- THE REQUEST
Locate the line containing "Output the text content of this document." in the entries below, then retype it and every later line exactly, leaving out pictures.

####

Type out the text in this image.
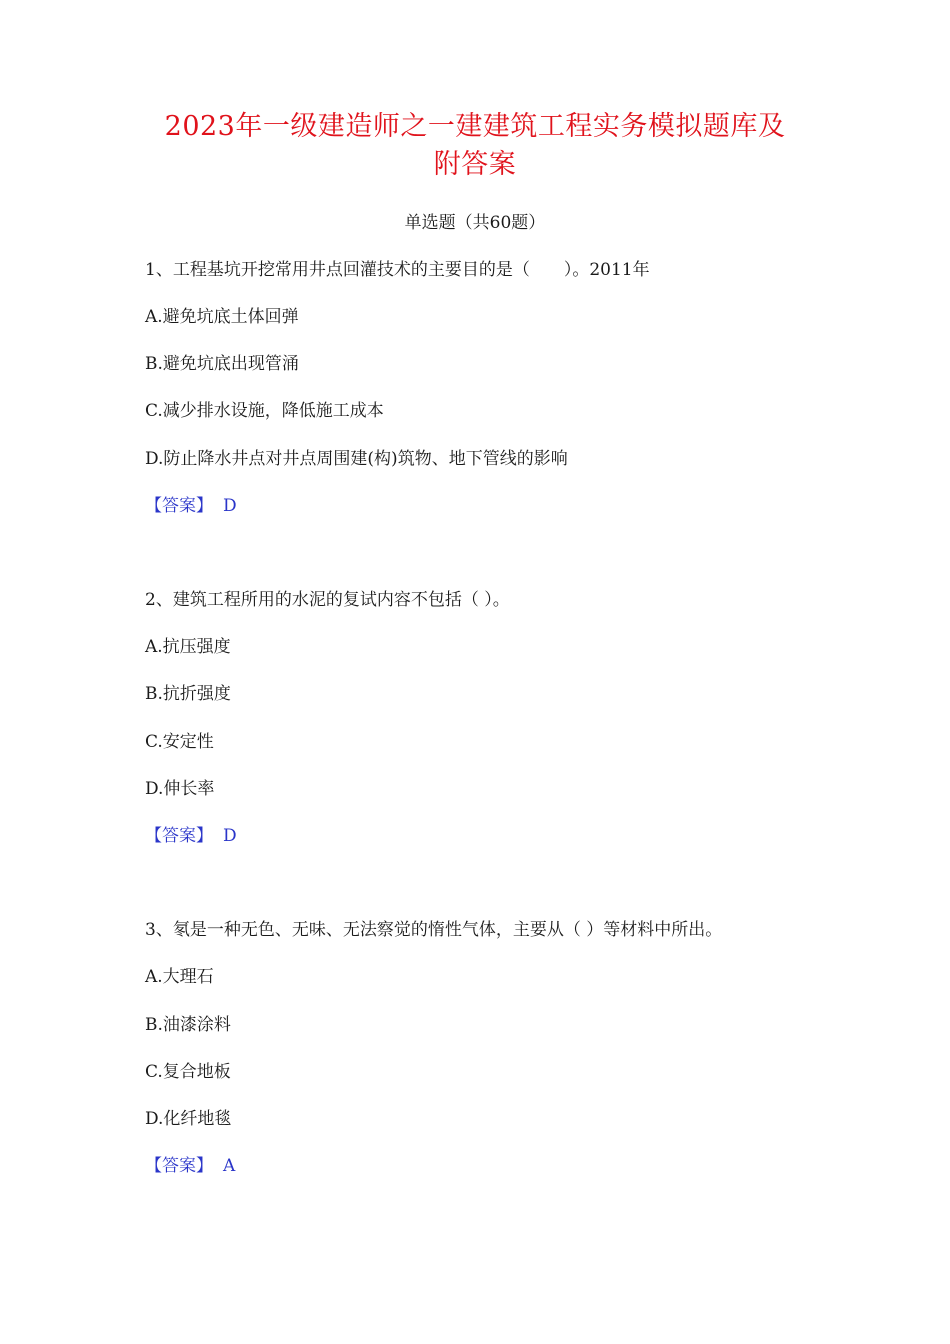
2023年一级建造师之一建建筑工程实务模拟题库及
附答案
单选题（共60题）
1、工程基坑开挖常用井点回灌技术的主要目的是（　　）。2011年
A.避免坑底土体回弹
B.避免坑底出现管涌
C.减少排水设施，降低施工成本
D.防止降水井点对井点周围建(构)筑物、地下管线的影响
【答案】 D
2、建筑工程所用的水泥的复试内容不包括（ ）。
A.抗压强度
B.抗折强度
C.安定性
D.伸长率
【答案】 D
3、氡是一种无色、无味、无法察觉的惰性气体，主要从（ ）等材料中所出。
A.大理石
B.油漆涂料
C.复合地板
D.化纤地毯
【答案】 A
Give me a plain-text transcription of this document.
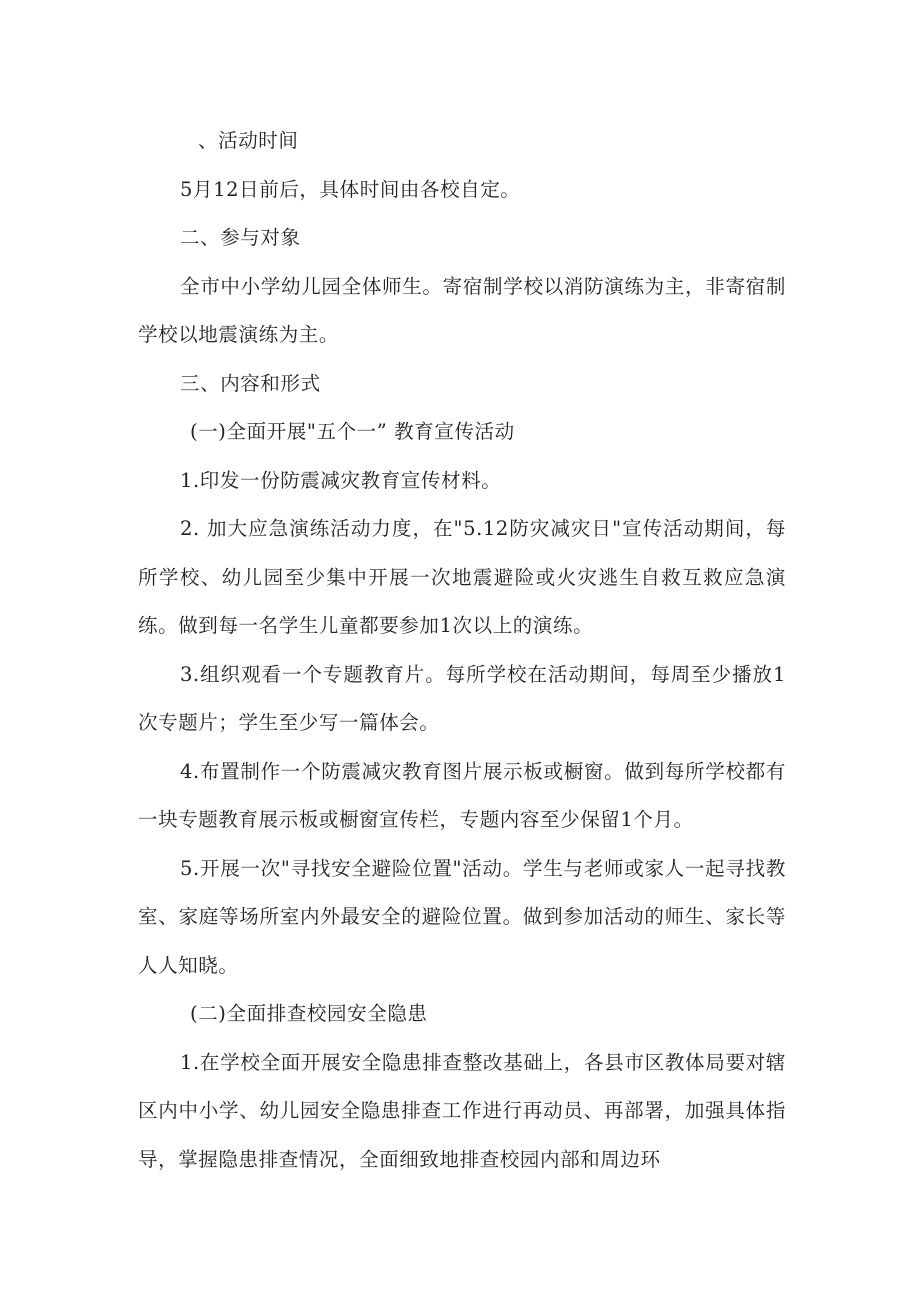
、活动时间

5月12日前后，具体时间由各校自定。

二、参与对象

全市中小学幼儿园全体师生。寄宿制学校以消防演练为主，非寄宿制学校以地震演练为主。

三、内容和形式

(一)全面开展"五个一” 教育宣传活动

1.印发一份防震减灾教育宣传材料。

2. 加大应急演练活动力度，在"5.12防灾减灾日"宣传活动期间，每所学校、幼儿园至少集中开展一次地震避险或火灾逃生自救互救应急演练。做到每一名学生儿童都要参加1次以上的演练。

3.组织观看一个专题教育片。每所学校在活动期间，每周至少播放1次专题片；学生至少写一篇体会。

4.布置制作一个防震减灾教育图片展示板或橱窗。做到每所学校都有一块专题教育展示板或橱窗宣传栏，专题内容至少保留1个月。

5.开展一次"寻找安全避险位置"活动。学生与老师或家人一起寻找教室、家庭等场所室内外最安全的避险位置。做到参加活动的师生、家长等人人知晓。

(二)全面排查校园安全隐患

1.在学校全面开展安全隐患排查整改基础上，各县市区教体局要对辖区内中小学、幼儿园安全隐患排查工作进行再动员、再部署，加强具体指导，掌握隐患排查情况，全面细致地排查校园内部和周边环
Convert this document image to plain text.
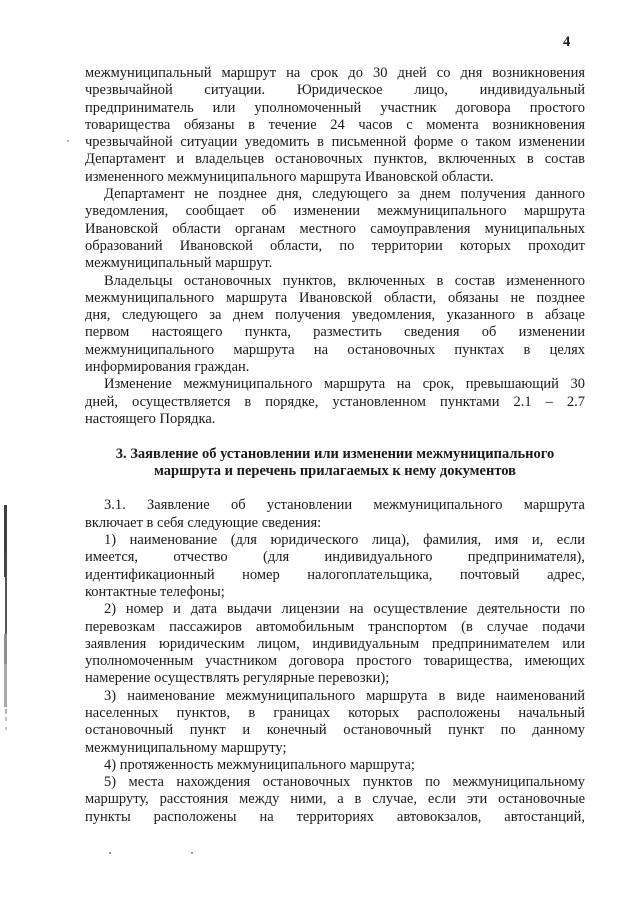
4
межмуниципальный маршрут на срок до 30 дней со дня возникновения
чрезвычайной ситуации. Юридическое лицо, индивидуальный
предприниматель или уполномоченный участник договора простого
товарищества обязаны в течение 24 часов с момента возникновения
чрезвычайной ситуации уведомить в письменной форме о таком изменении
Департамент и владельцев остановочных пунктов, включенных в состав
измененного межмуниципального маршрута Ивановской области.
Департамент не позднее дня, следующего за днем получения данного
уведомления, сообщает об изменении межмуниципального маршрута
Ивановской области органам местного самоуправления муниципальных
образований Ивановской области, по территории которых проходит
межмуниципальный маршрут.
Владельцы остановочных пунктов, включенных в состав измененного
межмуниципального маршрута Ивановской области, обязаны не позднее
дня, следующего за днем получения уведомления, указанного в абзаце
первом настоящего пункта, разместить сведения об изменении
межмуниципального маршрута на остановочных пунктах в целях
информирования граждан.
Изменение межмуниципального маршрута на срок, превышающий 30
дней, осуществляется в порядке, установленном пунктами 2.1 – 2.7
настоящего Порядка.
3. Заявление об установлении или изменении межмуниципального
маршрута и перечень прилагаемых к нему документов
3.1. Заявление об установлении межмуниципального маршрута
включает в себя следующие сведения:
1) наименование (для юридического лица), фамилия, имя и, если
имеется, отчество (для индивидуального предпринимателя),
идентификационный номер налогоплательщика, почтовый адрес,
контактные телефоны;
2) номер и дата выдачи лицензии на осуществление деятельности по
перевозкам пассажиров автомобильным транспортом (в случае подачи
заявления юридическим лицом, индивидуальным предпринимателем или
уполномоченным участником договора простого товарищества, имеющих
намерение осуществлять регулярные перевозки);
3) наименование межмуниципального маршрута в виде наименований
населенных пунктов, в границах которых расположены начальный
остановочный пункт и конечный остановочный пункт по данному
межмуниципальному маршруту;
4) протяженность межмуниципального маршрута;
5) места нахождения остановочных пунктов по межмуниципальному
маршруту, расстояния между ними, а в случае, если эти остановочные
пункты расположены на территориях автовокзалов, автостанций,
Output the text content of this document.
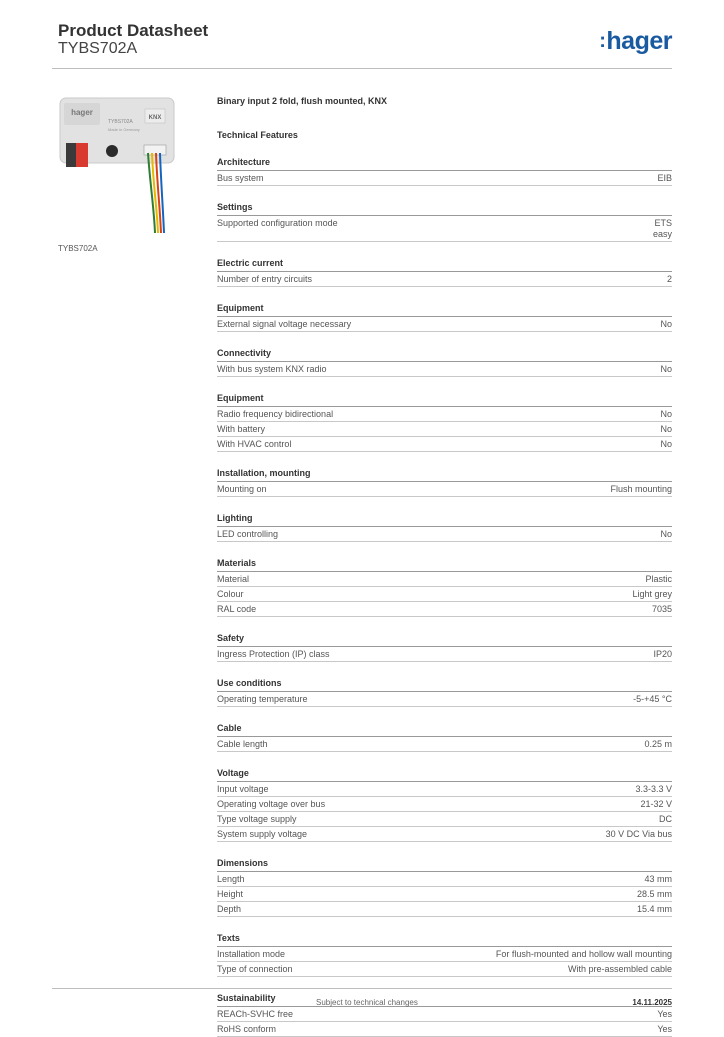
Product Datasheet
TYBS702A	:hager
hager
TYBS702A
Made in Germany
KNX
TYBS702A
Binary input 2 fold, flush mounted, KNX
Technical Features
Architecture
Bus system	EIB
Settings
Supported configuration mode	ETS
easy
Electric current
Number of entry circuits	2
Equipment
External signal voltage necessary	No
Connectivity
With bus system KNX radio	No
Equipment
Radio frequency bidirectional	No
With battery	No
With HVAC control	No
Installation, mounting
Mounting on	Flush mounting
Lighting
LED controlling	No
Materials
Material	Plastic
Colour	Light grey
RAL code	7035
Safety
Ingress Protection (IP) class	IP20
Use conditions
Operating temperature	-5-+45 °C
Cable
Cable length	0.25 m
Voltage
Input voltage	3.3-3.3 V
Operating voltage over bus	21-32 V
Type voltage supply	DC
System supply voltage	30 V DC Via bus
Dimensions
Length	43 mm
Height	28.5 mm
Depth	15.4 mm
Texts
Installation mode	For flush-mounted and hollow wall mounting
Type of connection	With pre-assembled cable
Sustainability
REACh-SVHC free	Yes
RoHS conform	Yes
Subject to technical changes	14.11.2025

####

- SOLUTION FOR THIS EXERCISE
Output the text content of this document.
Product Datasheet
TYBS702A	:hager
hager
TYBS702A
Made in Germany
KNX
TYBS702A
Binary input 2 fold, flush mounted, KNX
Technical Features
Architecture
Bus system	EIB
Settings
Supported configuration mode	ETS
easy
Electric current
Number of entry circuits	2
Equipment
External signal voltage necessary	No
Connectivity
With bus system KNX radio	No
Equipment
Radio frequency bidirectional	No
With battery	No
With HVAC control	No
Installation, mounting
Mounting on	Flush mounting
Lighting
LED controlling	No
Materials
Material	Plastic
Colour	Light grey
RAL code	7035
Safety
Ingress Protection (IP) class	IP20
Use conditions
Operating temperature	-5-+45 °C
Cable
Cable length	0.25 m
Voltage
Input voltage	3.3-3.3 V
Operating voltage over bus	21-32 V
Type voltage supply	DC
System supply voltage	30 V DC Via bus
Dimensions
Length	43 mm
Height	28.5 mm
Depth	15.4 mm
Texts
Installation mode	For flush-mounted and hollow wall mounting
Type of connection	With pre-assembled cable
Sustainability
REACh-SVHC free	Yes
RoHS conform	Yes
Subject to technical changes	14.11.2025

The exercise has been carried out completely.